● Set exercise:
Extract the lines that hold the string "which".

● Data provided:
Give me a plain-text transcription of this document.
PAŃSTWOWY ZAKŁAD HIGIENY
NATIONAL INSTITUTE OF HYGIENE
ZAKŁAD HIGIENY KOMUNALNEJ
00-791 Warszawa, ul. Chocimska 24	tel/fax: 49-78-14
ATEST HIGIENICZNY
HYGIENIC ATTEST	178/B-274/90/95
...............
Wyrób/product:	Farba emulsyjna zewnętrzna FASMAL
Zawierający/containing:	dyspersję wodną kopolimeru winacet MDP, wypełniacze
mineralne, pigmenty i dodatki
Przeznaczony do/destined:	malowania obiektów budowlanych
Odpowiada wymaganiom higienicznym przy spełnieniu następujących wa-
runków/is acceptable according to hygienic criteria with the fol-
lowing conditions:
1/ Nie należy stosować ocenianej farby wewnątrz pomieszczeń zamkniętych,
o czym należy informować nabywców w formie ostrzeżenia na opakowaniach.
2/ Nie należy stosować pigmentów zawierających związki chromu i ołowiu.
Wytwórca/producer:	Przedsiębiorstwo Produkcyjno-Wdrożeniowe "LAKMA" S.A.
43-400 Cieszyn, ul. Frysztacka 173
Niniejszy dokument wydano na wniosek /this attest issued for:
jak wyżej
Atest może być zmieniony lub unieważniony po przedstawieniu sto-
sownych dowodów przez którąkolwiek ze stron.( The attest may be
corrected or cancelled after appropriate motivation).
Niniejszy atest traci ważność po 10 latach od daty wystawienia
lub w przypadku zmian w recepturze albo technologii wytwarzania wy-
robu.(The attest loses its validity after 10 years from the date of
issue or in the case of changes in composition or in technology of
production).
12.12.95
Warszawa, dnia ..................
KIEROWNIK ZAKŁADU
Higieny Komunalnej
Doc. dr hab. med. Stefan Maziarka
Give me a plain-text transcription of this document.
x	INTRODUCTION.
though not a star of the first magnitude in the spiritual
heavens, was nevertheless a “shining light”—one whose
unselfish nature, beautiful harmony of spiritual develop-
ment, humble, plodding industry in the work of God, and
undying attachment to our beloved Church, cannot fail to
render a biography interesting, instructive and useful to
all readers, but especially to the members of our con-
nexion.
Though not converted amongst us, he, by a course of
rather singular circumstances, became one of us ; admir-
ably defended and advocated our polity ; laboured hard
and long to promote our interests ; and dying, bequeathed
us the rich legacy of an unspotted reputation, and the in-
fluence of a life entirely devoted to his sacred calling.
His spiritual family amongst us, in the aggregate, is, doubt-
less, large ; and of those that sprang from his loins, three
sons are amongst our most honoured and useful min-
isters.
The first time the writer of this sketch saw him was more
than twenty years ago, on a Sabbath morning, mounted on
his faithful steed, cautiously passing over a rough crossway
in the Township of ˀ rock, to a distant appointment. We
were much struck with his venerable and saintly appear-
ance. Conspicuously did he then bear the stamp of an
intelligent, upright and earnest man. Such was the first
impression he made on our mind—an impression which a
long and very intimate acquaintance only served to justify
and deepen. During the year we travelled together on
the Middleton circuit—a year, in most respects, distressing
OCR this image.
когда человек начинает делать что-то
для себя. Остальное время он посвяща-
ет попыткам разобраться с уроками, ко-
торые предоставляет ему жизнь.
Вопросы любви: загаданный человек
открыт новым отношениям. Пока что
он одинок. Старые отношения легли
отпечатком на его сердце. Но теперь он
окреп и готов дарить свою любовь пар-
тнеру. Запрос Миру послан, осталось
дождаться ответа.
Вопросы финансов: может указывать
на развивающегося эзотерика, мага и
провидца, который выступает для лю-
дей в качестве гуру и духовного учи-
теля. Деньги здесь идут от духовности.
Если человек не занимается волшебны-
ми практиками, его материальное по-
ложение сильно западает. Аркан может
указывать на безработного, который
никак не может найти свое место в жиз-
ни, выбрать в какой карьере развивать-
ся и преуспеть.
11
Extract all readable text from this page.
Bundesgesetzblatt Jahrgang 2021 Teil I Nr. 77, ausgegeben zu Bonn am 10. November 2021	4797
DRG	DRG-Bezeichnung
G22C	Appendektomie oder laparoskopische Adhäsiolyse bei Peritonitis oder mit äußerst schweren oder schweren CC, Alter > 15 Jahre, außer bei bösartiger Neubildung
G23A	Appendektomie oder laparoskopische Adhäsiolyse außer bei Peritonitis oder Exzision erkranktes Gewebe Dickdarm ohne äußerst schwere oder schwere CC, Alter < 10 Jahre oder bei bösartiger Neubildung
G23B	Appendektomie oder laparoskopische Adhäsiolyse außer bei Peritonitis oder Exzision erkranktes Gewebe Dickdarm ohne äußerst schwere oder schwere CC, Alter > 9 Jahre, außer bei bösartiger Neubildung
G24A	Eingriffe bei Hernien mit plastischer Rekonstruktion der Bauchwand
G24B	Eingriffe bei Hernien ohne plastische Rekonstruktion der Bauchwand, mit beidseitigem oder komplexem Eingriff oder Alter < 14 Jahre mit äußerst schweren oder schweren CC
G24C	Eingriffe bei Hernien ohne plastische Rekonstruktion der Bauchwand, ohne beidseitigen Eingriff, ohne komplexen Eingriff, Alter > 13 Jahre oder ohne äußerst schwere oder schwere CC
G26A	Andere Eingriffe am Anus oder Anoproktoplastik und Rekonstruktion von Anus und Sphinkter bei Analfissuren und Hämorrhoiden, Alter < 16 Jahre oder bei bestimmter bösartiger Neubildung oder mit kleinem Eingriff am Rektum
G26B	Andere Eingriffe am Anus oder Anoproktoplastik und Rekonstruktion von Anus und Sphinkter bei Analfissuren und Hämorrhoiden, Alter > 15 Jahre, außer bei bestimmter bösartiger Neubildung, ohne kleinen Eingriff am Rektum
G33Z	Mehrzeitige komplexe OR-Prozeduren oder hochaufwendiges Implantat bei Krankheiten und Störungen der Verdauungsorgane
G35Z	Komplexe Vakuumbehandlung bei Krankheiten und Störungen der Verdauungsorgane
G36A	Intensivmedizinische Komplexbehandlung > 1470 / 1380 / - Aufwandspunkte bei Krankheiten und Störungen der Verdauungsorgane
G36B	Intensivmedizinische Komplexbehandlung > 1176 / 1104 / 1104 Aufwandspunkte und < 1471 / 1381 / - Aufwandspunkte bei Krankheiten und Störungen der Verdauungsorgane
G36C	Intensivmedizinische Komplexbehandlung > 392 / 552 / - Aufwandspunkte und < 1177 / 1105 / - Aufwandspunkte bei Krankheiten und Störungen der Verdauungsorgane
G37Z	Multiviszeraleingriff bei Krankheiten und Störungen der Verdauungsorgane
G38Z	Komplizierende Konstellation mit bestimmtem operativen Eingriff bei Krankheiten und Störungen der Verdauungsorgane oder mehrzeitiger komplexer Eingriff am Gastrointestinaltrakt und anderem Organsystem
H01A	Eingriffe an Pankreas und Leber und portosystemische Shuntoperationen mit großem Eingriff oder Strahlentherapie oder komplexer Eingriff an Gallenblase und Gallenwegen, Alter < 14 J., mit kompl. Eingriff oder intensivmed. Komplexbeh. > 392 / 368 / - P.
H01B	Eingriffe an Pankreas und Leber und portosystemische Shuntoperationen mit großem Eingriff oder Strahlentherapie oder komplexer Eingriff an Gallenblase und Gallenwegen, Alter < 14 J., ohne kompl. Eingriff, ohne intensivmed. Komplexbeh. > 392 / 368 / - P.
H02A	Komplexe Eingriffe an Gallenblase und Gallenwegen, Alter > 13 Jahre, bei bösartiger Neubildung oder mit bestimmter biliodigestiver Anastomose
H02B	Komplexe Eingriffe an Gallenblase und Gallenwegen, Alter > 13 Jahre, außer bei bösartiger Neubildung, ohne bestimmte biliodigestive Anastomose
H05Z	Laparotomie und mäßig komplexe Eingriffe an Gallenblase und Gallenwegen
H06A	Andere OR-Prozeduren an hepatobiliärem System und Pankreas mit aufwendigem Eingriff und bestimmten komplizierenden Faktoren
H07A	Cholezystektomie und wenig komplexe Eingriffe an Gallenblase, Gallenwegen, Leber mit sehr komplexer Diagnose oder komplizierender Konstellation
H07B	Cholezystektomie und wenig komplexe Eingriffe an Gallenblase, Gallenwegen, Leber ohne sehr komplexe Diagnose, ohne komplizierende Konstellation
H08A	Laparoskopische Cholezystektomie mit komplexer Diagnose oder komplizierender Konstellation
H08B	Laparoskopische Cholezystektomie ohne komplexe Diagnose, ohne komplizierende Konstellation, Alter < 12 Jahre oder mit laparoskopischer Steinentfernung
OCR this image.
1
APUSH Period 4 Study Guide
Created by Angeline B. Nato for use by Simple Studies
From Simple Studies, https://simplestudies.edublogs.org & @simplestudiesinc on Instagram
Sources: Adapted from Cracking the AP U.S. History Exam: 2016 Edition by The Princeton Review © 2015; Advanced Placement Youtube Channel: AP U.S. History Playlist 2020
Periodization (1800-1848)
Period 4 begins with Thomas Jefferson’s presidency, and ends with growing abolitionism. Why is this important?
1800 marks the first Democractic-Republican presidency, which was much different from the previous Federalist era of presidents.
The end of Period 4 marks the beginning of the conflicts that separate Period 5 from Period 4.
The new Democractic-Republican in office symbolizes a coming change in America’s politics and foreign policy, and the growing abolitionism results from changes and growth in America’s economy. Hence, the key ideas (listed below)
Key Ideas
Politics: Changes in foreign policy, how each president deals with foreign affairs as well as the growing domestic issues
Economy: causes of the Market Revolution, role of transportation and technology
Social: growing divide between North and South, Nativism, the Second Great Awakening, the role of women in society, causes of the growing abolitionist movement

● In response:
impression he made on our mind—an impression which a
1800 marks the first Democractic-Republican presidency, which was much different from the previous Federalist era of presidents.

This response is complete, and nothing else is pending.